## STATED EXERCISE
Each line in the entries below that holds the string "году" is to be listed.

Dataset entries:
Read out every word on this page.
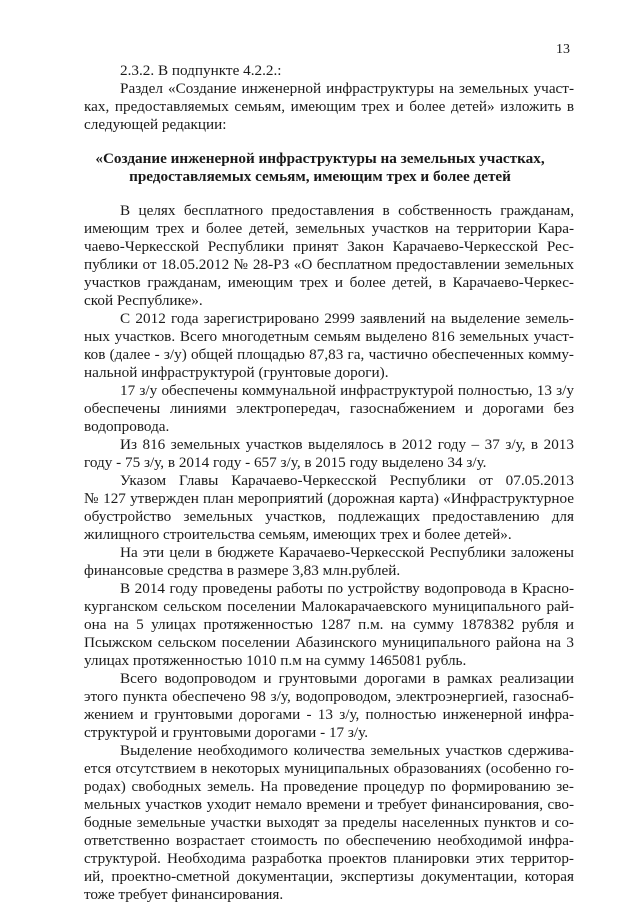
13
2.3.2. В подпункте 4.2.2.:
Раздел «Создание инженерной инфраструктуры на земельных участ-
ках, предоставляемых семьям, имеющим трех и более детей» изложить в
следующей редакции:
«Создание инженерной инфраструктуры на земельных участках,
предоставляемых семьям, имеющим трех и более детей
В целях бесплатного предоставления в собственность гражданам,
имеющим трех и более детей, земельных участков на территории Кара-
чаево-Черкесской Республики принят Закон Карачаево-Черкесской Рес-
публики от 18.05.2012 № 28-РЗ «О бесплатном предоставлении земельных
участков гражданам, имеющим трех и более детей, в Карачаево-Черкес-
ской Республике».
С 2012 года зарегистрировано 2999 заявлений на выделение земель-
ных участков. Всего многодетным семьям выделено 816 земельных участ-
ков (далее - з/у) общей площадью 87,83 га, частично обеспеченных комму-
нальной инфраструктурой (грунтовые дороги).
17 з/у обеспечены коммунальной инфраструктурой полностью, 13 з/у
обеспечены линиями электропередач, газоснабжением и дорогами без
водопровода.
Из 816 земельных участков выделялось в 2012 году – 37 з/у, в 2013
году - 75 з/у, в 2014 году - 657 з/у, в 2015 году выделено 34 з/у.
Указом Главы Карачаево-Черкесской Республики от 07.05.2013
№ 127 утвержден план мероприятий (дорожная карта) «Инфраструктурное
обустройство земельных участков, подлежащих предоставлению для
жилищного строительства семьям, имеющих трех и более детей».
На эти цели в бюджете Карачаево-Черкесской Республики заложены
финансовые средства в размере 3,83 млн.рублей.
В 2014 году проведены работы по устройству водопровода в Красно-
курганском сельском поселении Малокарачаевского муниципального рай-
она на 5 улицах протяженностью 1287 п.м. на сумму 1878382 рубля и
Псыжском сельском поселении Абазинского муниципального района на 3
улицах протяженностью 1010 п.м на сумму 1465081 рубль.
Всего водопроводом и грунтовыми дорогами в рамках реализации
этого пункта обеспечено 98 з/у, водопроводом, электроэнергией, газоснаб-
жением и грунтовыми дорогами - 13 з/у, полностью инженерной инфра-
структурой и грунтовыми дорогами - 17 з/у.
Выделение необходимого количества земельных участков сдержива-
ется отсутствием в некоторых муниципальных образованиях (особенно го-
родах) свободных земель. На проведение процедур по формированию зе-
мельных участков уходит немало времени и требует финансирования, сво-
бодные земельные участки выходят за пределы населенных пунктов и со-
ответственно возрастает стоимость по обеспечению необходимой инфра-
структурой. Необходима разработка проектов планировки этих территор-
ий, проектно-сметной документации, экспертизы документации, которая
тоже требует финансирования.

## COMPLETED EXERCISE
Из 816 земельных участков выделялось в 2012 году – 37 з/у, в 2013
году - 75 з/у, в 2014 году - 657 з/у, в 2015 году выделено 34 з/у.
В 2014 году проведены работы по устройству водопровода в Красно-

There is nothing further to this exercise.